[Records]
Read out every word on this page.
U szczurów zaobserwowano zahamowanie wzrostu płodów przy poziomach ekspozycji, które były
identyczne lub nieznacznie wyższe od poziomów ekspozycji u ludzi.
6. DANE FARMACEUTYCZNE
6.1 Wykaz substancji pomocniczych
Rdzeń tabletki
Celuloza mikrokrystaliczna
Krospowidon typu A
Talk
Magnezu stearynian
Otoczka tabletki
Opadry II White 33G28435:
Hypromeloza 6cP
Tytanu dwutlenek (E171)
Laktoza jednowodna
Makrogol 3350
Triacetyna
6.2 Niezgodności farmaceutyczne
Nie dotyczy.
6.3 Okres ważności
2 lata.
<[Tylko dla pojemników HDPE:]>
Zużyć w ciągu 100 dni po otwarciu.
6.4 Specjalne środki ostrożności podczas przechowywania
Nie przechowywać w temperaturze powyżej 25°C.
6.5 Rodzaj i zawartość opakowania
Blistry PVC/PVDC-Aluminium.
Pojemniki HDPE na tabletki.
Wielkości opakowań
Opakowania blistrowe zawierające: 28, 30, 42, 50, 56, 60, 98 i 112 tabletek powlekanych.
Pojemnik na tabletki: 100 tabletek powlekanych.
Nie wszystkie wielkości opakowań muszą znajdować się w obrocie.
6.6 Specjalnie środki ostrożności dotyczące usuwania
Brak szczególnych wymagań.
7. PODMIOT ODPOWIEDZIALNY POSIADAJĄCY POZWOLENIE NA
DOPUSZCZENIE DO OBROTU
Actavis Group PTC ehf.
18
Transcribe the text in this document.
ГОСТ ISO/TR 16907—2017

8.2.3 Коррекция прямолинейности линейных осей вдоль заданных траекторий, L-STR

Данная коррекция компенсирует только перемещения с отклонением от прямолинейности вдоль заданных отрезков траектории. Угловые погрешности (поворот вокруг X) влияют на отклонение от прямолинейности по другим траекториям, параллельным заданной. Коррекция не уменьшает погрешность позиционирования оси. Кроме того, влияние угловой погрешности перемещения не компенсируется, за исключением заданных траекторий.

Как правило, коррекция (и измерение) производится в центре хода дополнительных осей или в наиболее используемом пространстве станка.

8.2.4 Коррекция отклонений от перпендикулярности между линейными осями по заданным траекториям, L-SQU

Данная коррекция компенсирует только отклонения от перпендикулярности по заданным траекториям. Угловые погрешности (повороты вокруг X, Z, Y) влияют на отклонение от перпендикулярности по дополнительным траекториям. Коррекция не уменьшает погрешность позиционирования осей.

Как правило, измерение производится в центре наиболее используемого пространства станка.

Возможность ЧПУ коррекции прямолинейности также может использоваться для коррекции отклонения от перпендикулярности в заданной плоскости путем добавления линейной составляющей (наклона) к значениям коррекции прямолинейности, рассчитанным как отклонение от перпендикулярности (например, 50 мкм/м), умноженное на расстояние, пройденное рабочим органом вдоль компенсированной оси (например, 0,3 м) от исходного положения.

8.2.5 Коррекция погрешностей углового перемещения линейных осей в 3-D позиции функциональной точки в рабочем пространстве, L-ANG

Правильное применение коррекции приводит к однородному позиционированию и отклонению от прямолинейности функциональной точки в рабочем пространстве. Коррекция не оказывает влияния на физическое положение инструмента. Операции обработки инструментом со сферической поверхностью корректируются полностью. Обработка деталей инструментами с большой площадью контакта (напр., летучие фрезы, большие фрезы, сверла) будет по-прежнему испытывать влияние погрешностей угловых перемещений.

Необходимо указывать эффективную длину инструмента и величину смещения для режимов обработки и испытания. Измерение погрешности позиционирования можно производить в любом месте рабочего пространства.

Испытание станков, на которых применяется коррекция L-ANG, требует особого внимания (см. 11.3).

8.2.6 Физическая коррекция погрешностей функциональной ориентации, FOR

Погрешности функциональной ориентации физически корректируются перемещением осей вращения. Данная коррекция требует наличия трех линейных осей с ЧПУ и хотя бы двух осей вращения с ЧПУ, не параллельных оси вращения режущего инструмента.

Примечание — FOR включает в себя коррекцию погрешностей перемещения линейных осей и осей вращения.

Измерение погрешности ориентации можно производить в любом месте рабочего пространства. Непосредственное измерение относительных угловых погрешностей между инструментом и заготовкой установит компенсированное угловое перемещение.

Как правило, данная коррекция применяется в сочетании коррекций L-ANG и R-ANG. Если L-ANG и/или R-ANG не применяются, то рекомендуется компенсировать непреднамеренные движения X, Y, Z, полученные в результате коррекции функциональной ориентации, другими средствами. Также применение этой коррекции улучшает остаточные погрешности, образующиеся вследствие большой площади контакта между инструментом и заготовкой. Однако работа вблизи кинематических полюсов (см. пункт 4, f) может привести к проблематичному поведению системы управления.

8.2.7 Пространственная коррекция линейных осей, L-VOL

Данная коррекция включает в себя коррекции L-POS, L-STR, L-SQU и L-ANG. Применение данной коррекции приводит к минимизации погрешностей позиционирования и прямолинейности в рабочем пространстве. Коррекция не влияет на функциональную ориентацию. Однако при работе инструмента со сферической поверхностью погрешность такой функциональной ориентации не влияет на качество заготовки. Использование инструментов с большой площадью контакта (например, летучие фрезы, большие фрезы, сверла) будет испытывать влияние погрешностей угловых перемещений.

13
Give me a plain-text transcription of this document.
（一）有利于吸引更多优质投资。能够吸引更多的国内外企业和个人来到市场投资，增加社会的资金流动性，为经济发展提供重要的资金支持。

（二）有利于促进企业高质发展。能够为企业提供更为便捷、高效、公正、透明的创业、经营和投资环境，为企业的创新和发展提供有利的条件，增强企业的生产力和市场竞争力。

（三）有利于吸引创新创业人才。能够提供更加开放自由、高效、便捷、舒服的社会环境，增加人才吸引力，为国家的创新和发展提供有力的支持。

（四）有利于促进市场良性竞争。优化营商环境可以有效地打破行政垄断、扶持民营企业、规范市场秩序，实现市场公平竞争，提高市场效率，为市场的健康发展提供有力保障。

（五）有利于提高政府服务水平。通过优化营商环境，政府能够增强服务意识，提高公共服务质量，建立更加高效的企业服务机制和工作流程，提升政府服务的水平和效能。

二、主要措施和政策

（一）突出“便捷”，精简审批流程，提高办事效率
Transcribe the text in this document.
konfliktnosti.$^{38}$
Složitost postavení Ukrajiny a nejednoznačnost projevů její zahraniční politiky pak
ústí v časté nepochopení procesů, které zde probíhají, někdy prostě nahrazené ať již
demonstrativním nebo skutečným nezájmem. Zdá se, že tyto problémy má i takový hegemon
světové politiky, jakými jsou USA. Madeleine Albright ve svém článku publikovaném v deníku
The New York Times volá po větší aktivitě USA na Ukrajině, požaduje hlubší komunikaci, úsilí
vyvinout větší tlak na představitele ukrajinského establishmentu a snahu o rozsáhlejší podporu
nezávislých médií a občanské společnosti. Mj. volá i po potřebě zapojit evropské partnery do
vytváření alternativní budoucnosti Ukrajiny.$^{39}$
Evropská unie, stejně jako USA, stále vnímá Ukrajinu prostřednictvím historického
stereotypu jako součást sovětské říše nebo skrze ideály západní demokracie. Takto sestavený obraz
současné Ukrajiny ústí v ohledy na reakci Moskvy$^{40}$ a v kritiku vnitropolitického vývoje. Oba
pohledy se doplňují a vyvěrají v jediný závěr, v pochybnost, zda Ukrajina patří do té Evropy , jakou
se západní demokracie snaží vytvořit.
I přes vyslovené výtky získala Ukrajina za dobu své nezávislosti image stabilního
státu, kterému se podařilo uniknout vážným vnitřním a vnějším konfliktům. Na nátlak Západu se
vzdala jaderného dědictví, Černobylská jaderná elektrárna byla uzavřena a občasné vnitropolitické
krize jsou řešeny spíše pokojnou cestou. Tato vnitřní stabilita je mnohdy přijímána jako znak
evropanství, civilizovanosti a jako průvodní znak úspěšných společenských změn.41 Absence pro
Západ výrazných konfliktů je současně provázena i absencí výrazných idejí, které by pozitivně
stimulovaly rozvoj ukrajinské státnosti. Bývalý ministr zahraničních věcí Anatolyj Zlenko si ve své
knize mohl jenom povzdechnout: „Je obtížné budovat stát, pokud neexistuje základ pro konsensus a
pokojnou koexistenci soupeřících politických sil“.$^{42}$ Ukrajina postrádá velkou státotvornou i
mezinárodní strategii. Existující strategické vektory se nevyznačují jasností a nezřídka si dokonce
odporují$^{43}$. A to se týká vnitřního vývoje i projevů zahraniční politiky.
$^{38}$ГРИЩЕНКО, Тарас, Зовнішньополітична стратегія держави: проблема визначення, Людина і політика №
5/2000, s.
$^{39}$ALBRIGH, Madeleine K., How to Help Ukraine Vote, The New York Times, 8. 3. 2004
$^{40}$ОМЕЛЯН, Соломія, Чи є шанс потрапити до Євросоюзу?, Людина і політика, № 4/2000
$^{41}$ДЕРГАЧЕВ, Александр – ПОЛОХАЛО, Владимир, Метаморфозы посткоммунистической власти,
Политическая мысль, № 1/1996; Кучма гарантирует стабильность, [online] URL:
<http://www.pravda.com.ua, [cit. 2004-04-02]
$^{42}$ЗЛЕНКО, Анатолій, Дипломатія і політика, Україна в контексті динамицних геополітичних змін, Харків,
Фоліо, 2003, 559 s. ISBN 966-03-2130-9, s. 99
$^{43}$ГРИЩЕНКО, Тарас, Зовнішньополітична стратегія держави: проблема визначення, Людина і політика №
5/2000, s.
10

### Given problem
Going through the lines above one by one, tally those with the word "влияние" and give only the total.

### The reply
3